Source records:

** START **

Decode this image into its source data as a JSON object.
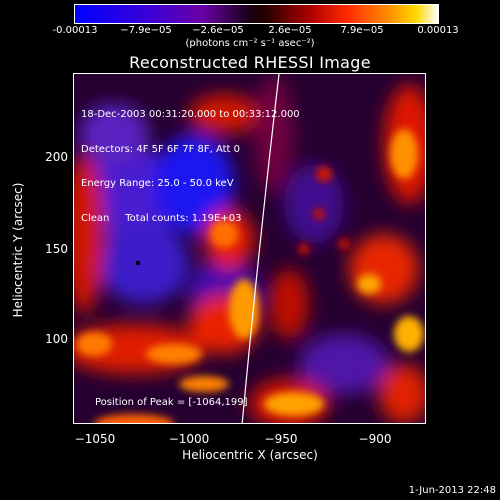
{
  "colorbar": {
    "ticks": [
      "-0.00013",
      "−7.9e−05",
      "−2.6e−05",
      "2.6e−05",
      "7.9e−05",
      "0.00013"
    ],
    "units": "(photons cm⁻² s⁻¹ asec⁻²)"
  },
  "title": "Reconstructed RHESSI Image",
  "info_lines": [
    "18-Dec-2003 00:31:20.000 to 00:33:12.000",
    "Detectors: 4F 5F 6F 7F 8F, Att 0",
    "Energy Range: 25.0 - 50.0 keV",
    "Clean     Total counts: 1.19E+03"
  ],
  "peak_label": "Position of Peak = [-1064,199]",
  "x_axis": {
    "label": "Heliocentric X (arcsec)",
    "ticks": [
      "−1050",
      "−1000",
      "−950",
      "−900"
    ]
  },
  "y_axis": {
    "label": "Heliocentric Y (arcsec)",
    "ticks": [
      "200",
      "150",
      "100"
    ]
  },
  "footer_date": "1-Jun-2013 22:48"
}
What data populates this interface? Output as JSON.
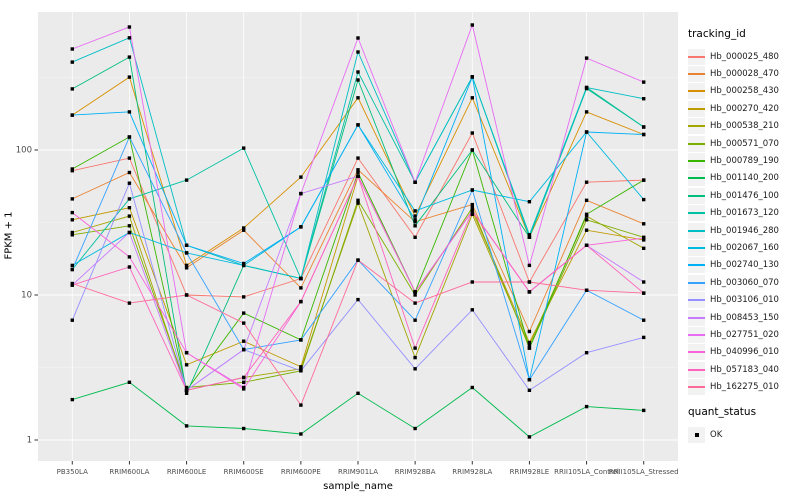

** END **

GIVEN EXERCISE. Reproduce every line of the material precisely, omitting its pictures.

EXERCISE RESPONSE.
Decode this image into its source data as a JSON object.
{
  "colorbar": {
    "ticks": [
      "-0.00013",
      "−7.9e−05",
      "−2.6e−05",
      "2.6e−05",
      "7.9e−05",
      "0.00013"
    ],
    "units": "(photons cm⁻² s⁻¹ asec⁻²)"
  },
  "title": "Reconstructed RHESSI Image",
  "info_lines": [
    "18-Dec-2003 00:31:20.000 to 00:33:12.000",
    "Detectors: 4F 5F 6F 7F 8F, Att 0",
    "Energy Range: 25.0 - 50.0 keV",
    "Clean     Total counts: 1.19E+03"
  ],
  "peak_label": "Position of Peak = [-1064,199]",
  "x_axis": {
    "label": "Heliocentric X (arcsec)",
    "ticks": [
      "−1050",
      "−1000",
      "−950",
      "−900"
    ]
  },
  "y_axis": {
    "label": "Heliocentric Y (arcsec)",
    "ticks": [
      "200",
      "150",
      "100"
    ]
  },
  "footer_date": "1-Jun-2013 22:48"
}
What data populates this interface? Output as JSON.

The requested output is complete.